Repeat the listing in full, word for word.

☆ ☆ ☆ ☆ ☆ ☆ ☆

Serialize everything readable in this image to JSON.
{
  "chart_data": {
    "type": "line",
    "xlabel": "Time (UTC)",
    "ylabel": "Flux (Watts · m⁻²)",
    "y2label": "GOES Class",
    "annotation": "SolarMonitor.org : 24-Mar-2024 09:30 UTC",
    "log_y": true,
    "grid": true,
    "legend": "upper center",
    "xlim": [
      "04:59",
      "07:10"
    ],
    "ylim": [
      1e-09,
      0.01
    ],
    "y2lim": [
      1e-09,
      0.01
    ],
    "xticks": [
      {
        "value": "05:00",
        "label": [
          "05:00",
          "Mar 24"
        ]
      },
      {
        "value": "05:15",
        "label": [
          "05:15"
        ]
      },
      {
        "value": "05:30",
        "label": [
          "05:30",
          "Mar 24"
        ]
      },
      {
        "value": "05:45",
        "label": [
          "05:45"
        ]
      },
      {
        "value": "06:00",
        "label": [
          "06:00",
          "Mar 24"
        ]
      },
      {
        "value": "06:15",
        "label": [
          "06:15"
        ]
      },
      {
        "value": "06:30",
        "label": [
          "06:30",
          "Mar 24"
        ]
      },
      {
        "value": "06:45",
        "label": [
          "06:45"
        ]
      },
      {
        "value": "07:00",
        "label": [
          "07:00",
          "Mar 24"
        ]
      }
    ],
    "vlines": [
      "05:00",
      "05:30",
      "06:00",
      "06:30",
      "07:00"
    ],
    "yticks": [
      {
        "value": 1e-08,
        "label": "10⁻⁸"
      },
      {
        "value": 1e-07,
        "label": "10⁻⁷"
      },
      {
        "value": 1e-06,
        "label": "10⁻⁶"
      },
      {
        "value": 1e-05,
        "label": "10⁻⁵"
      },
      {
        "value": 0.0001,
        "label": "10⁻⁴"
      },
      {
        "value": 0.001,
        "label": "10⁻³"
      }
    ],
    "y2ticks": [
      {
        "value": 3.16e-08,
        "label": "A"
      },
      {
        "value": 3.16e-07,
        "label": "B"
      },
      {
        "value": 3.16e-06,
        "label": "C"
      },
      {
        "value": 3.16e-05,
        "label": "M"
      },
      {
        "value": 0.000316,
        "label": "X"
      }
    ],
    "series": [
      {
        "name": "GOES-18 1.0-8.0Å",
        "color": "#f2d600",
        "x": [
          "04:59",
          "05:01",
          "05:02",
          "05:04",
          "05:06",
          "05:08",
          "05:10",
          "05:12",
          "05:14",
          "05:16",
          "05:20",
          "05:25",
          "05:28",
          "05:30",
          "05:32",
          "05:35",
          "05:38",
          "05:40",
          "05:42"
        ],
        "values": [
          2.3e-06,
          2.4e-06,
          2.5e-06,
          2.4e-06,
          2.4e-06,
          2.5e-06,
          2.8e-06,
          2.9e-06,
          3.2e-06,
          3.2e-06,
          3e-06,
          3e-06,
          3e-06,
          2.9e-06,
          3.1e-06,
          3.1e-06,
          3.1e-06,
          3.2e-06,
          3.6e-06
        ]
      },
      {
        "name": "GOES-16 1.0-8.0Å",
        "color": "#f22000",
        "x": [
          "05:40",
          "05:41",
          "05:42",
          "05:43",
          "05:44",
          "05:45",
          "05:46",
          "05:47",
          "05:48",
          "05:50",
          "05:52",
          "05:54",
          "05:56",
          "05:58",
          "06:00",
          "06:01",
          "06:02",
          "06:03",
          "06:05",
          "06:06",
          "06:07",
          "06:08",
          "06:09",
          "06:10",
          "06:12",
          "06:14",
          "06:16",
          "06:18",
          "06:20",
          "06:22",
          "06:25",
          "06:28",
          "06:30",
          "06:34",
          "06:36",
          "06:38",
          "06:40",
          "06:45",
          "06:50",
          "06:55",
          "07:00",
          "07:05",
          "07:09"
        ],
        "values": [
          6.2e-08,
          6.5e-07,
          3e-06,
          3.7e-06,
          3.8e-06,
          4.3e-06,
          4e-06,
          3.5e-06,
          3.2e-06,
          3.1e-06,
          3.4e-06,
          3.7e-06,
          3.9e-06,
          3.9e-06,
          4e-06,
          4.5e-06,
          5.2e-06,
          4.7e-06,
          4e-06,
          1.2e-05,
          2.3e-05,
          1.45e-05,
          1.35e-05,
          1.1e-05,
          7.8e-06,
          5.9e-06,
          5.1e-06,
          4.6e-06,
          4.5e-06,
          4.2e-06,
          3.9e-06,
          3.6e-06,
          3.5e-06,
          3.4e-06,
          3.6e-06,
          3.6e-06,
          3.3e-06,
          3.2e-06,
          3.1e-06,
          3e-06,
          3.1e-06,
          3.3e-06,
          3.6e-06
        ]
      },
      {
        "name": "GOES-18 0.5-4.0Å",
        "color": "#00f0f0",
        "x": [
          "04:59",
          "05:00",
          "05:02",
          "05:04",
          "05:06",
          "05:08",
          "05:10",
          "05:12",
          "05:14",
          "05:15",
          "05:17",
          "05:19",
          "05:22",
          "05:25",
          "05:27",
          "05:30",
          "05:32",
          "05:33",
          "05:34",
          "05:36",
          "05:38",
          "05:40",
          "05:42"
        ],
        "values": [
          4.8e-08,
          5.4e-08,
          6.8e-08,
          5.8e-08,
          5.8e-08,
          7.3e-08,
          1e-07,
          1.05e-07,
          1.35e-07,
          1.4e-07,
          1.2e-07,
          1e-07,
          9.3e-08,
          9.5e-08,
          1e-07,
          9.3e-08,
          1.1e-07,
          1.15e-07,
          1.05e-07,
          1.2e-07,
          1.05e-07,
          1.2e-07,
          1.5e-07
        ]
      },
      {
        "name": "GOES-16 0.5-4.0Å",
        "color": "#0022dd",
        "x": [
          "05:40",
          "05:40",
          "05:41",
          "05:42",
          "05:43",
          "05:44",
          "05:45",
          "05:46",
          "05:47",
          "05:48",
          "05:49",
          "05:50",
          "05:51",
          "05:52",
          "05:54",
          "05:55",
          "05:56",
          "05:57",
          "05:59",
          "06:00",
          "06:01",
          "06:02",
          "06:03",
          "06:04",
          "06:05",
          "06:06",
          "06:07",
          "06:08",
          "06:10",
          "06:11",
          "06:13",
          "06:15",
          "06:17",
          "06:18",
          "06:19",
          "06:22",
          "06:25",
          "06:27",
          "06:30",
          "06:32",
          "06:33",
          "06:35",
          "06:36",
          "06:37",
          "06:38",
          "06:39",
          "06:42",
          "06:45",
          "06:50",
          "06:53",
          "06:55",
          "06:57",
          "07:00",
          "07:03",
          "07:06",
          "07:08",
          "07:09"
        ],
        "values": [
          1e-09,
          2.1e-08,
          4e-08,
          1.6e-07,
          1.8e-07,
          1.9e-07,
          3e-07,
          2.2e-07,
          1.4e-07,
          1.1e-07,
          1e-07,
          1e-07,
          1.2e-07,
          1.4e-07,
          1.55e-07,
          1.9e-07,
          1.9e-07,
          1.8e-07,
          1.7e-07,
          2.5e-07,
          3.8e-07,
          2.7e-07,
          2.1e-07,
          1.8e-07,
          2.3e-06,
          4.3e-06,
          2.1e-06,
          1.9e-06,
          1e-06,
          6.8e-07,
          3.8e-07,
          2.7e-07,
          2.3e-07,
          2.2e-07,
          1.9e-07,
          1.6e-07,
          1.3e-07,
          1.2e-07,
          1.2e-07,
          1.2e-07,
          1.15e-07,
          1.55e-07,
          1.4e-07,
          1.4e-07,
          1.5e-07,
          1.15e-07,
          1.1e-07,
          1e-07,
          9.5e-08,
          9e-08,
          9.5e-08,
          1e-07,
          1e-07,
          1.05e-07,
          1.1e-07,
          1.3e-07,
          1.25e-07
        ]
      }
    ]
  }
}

☆ ☆ ☆ ☆ ☆ ☆ ☆

# EXPECTED OUTPUT
Serialize everything readable in this image to JSON.
{
  "chart_data": {
    "type": "line",
    "xlabel": "Time (UTC)",
    "ylabel": "Flux (Watts · m⁻²)",
    "y2label": "GOES Class",
    "annotation": "SolarMonitor.org : 24-Mar-2024 09:30 UTC",
    "log_y": true,
    "grid": true,
    "legend": "upper center",
    "xlim": [
      "04:59",
      "07:10"
    ],
    "ylim": [
      1e-09,
      0.01
    ],
    "y2lim": [
      1e-09,
      0.01
    ],
    "xticks": [
      {
        "value": "05:00",
        "label": [
          "05:00",
          "Mar 24"
        ]
      },
      {
        "value": "05:15",
        "label": [
          "05:15"
        ]
      },
      {
        "value": "05:30",
        "label": [
          "05:30",
          "Mar 24"
        ]
      },
      {
        "value": "05:45",
        "label": [
          "05:45"
        ]
      },
      {
        "value": "06:00",
        "label": [
          "06:00",
          "Mar 24"
        ]
      },
      {
        "value": "06:15",
        "label": [
          "06:15"
        ]
      },
      {
        "value": "06:30",
        "label": [
          "06:30",
          "Mar 24"
        ]
      },
      {
        "value": "06:45",
        "label": [
          "06:45"
        ]
      },
      {
        "value": "07:00",
        "label": [
          "07:00",
          "Mar 24"
        ]
      }
    ],
    "vlines": [
      "05:00",
      "05:30",
      "06:00",
      "06:30",
      "07:00"
    ],
    "yticks": [
      {
        "value": 1e-08,
        "label": "10⁻⁸"
      },
      {
        "value": 1e-07,
        "label": "10⁻⁷"
      },
      {
        "value": 1e-06,
        "label": "10⁻⁶"
      },
      {
        "value": 1e-05,
        "label": "10⁻⁵"
      },
      {
        "value": 0.0001,
        "label": "10⁻⁴"
      },
      {
        "value": 0.001,
        "label": "10⁻³"
      }
    ],
    "y2ticks": [
      {
        "value": 3.16e-08,
        "label": "A"
      },
      {
        "value": 3.16e-07,
        "label": "B"
      },
      {
        "value": 3.16e-06,
        "label": "C"
      },
      {
        "value": 3.16e-05,
        "label": "M"
      },
      {
        "value": 0.000316,
        "label": "X"
      }
    ],
    "series": [
      {
        "name": "GOES-18 1.0-8.0Å",
        "color": "#f2d600",
        "x": [
          "04:59",
          "05:01",
          "05:02",
          "05:04",
          "05:06",
          "05:08",
          "05:10",
          "05:12",
          "05:14",
          "05:16",
          "05:20",
          "05:25",
          "05:28",
          "05:30",
          "05:32",
          "05:35",
          "05:38",
          "05:40",
          "05:42"
        ],
        "values": [
          2.3e-06,
          2.4e-06,
          2.5e-06,
          2.4e-06,
          2.4e-06,
          2.5e-06,
          2.8e-06,
          2.9e-06,
          3.2e-06,
          3.2e-06,
          3e-06,
          3e-06,
          3e-06,
          2.9e-06,
          3.1e-06,
          3.1e-06,
          3.1e-06,
          3.2e-06,
          3.6e-06
        ]
      },
      {
        "name": "GOES-16 1.0-8.0Å",
        "color": "#f22000",
        "x": [
          "05:40",
          "05:41",
          "05:42",
          "05:43",
          "05:44",
          "05:45",
          "05:46",
          "05:47",
          "05:48",
          "05:50",
          "05:52",
          "05:54",
          "05:56",
          "05:58",
          "06:00",
          "06:01",
          "06:02",
          "06:03",
          "06:05",
          "06:06",
          "06:07",
          "06:08",
          "06:09",
          "06:10",
          "06:12",
          "06:14",
          "06:16",
          "06:18",
          "06:20",
          "06:22",
          "06:25",
          "06:28",
          "06:30",
          "06:34",
          "06:36",
          "06:38",
          "06:40",
          "06:45",
          "06:50",
          "06:55",
          "07:00",
          "07:05",
          "07:09"
        ],
        "values": [
          6.2e-08,
          6.5e-07,
          3e-06,
          3.7e-06,
          3.8e-06,
          4.3e-06,
          4e-06,
          3.5e-06,
          3.2e-06,
          3.1e-06,
          3.4e-06,
          3.7e-06,
          3.9e-06,
          3.9e-06,
          4e-06,
          4.5e-06,
          5.2e-06,
          4.7e-06,
          4e-06,
          1.2e-05,
          2.3e-05,
          1.45e-05,
          1.35e-05,
          1.1e-05,
          7.8e-06,
          5.9e-06,
          5.1e-06,
          4.6e-06,
          4.5e-06,
          4.2e-06,
          3.9e-06,
          3.6e-06,
          3.5e-06,
          3.4e-06,
          3.6e-06,
          3.6e-06,
          3.3e-06,
          3.2e-06,
          3.1e-06,
          3e-06,
          3.1e-06,
          3.3e-06,
          3.6e-06
        ]
      },
      {
        "name": "GOES-18 0.5-4.0Å",
        "color": "#00f0f0",
        "x": [
          "04:59",
          "05:00",
          "05:02",
          "05:04",
          "05:06",
          "05:08",
          "05:10",
          "05:12",
          "05:14",
          "05:15",
          "05:17",
          "05:19",
          "05:22",
          "05:25",
          "05:27",
          "05:30",
          "05:32",
          "05:33",
          "05:34",
          "05:36",
          "05:38",
          "05:40",
          "05:42"
        ],
        "values": [
          4.8e-08,
          5.4e-08,
          6.8e-08,
          5.8e-08,
          5.8e-08,
          7.3e-08,
          1e-07,
          1.05e-07,
          1.35e-07,
          1.4e-07,
          1.2e-07,
          1e-07,
          9.3e-08,
          9.5e-08,
          1e-07,
          9.3e-08,
          1.1e-07,
          1.15e-07,
          1.05e-07,
          1.2e-07,
          1.05e-07,
          1.2e-07,
          1.5e-07
        ]
      },
      {
        "name": "GOES-16 0.5-4.0Å",
        "color": "#0022dd",
        "x": [
          "05:40",
          "05:40",
          "05:41",
          "05:42",
          "05:43",
          "05:44",
          "05:45",
          "05:46",
          "05:47",
          "05:48",
          "05:49",
          "05:50",
          "05:51",
          "05:52",
          "05:54",
          "05:55",
          "05:56",
          "05:57",
          "05:59",
          "06:00",
          "06:01",
          "06:02",
          "06:03",
          "06:04",
          "06:05",
          "06:06",
          "06:07",
          "06:08",
          "06:10",
          "06:11",
          "06:13",
          "06:15",
          "06:17",
          "06:18",
          "06:19",
          "06:22",
          "06:25",
          "06:27",
          "06:30",
          "06:32",
          "06:33",
          "06:35",
          "06:36",
          "06:37",
          "06:38",
          "06:39",
          "06:42",
          "06:45",
          "06:50",
          "06:53",
          "06:55",
          "06:57",
          "07:00",
          "07:03",
          "07:06",
          "07:08",
          "07:09"
        ],
        "values": [
          1e-09,
          2.1e-08,
          4e-08,
          1.6e-07,
          1.8e-07,
          1.9e-07,
          3e-07,
          2.2e-07,
          1.4e-07,
          1.1e-07,
          1e-07,
          1e-07,
          1.2e-07,
          1.4e-07,
          1.55e-07,
          1.9e-07,
          1.9e-07,
          1.8e-07,
          1.7e-07,
          2.5e-07,
          3.8e-07,
          2.7e-07,
          2.1e-07,
          1.8e-07,
          2.3e-06,
          4.3e-06,
          2.1e-06,
          1.9e-06,
          1e-06,
          6.8e-07,
          3.8e-07,
          2.7e-07,
          2.3e-07,
          2.2e-07,
          1.9e-07,
          1.6e-07,
          1.3e-07,
          1.2e-07,
          1.2e-07,
          1.2e-07,
          1.15e-07,
          1.55e-07,
          1.4e-07,
          1.4e-07,
          1.5e-07,
          1.15e-07,
          1.1e-07,
          1e-07,
          9.5e-08,
          9e-08,
          9.5e-08,
          1e-07,
          1e-07,
          1.05e-07,
          1.1e-07,
          1.3e-07,
          1.25e-07
        ]
      }
    ]
  }
}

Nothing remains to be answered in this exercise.